Data extracted from a collection:
>> START

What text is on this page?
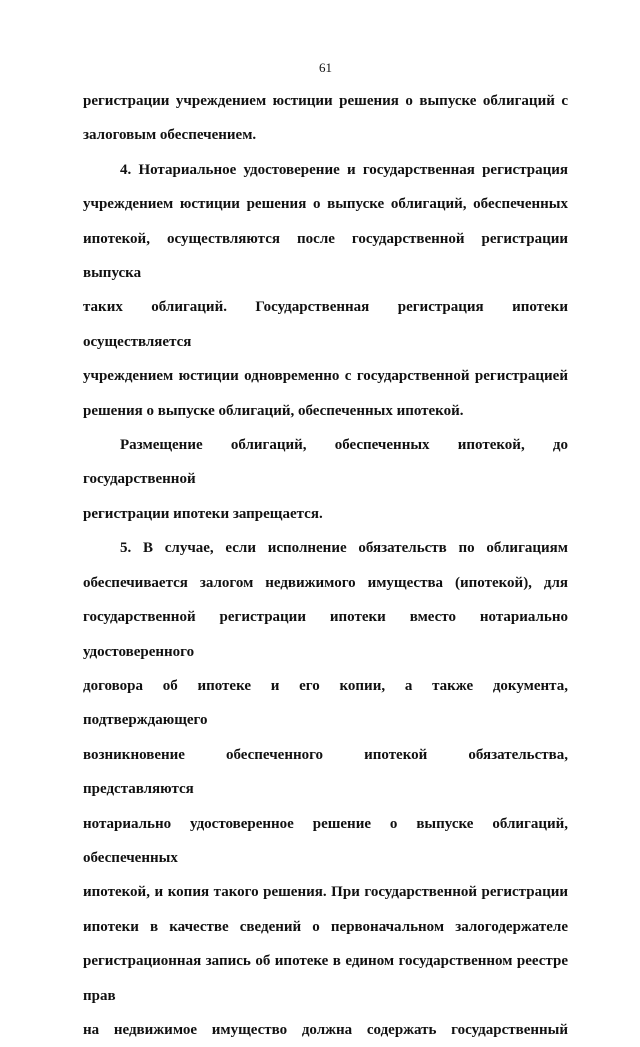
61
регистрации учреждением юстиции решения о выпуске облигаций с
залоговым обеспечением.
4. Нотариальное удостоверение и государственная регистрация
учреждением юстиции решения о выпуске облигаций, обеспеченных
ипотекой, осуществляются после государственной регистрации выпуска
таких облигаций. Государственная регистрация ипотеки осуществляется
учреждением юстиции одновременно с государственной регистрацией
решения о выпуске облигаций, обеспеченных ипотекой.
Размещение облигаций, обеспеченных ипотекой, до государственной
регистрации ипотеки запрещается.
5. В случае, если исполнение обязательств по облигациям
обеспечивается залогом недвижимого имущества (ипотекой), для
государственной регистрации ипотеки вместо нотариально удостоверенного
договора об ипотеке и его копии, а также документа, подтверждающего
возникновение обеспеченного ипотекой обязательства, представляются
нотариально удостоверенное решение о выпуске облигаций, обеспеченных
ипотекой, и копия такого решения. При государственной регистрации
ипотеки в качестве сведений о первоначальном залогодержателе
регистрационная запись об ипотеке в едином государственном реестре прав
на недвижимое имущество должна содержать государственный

>> END

**TASK DESCRIPTION:**
Extract the text of all the records above verbatim, excluding pictures.

**ANSWER TO THE PROBLEM:**
What text is on this page?
61
регистрации учреждением юстиции решения о выпуске облигаций с
залоговым обеспечением.
4. Нотариальное удостоверение и государственная регистрация
учреждением юстиции решения о выпуске облигаций, обеспеченных
ипотекой, осуществляются после государственной регистрации выпуска
таких облигаций. Государственная регистрация ипотеки осуществляется
учреждением юстиции одновременно с государственной регистрацией
решения о выпуске облигаций, обеспеченных ипотекой.
Размещение облигаций, обеспеченных ипотекой, до государственной
регистрации ипотеки запрещается.
5. В случае, если исполнение обязательств по облигациям
обеспечивается залогом недвижимого имущества (ипотекой), для
государственной регистрации ипотеки вместо нотариально удостоверенного
договора об ипотеке и его копии, а также документа, подтверждающего
возникновение обеспеченного ипотекой обязательства, представляются
нотариально удостоверенное решение о выпуске облигаций, обеспеченных
ипотекой, и копия такого решения. При государственной регистрации
ипотеки в качестве сведений о первоначальном залогодержателе
регистрационная запись об ипотеке в едином государственном реестре прав
на недвижимое имущество должна содержать государственный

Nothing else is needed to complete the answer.